→ **INSTRUCTION**
Locate and copy all lines bearing the word "into".

→ **RECORDS TO PROCESS**
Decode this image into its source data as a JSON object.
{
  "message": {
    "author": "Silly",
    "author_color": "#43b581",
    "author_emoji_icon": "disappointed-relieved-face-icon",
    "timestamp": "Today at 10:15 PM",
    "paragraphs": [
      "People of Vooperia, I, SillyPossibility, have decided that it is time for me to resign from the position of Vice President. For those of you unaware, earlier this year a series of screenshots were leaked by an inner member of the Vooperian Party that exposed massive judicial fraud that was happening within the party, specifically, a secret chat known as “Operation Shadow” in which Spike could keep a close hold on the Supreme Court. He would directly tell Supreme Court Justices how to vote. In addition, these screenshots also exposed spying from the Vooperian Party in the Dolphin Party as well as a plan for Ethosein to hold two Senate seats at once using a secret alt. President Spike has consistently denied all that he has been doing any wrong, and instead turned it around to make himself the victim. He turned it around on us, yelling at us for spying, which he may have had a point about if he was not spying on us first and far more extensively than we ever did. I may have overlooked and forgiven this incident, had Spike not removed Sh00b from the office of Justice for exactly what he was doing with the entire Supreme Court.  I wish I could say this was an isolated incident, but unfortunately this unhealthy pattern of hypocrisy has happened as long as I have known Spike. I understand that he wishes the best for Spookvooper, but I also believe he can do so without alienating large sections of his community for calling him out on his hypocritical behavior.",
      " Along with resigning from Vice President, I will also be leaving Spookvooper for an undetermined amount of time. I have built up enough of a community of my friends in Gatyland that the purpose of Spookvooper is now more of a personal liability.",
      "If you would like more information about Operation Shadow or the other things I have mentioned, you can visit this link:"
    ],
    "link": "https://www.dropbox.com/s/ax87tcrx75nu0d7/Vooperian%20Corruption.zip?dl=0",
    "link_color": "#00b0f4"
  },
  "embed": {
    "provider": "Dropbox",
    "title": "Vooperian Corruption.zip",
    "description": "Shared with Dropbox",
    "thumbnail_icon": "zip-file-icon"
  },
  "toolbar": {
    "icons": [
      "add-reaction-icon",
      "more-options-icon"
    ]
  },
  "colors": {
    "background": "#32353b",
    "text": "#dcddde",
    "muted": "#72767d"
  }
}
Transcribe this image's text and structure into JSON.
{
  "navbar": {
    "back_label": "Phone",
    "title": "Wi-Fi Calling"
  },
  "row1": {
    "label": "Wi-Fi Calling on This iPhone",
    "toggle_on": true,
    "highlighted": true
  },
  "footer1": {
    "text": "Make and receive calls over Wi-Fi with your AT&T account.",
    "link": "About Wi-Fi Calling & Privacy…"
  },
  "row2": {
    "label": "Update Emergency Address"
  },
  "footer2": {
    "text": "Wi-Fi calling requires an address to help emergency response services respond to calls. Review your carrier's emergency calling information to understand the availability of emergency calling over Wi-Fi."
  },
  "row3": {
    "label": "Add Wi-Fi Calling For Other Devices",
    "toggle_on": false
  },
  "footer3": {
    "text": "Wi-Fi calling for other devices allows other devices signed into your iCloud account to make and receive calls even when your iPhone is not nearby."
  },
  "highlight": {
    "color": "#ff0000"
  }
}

→ **TASK ANSWER**
Decode this image into its source data as a JSON object.
Transcribe this image's text and structure into JSON.
    "text": "Wi-Fi calling for other devices allows other devices signed into your iCloud account to make and receive calls even when your iPhone is not nearby."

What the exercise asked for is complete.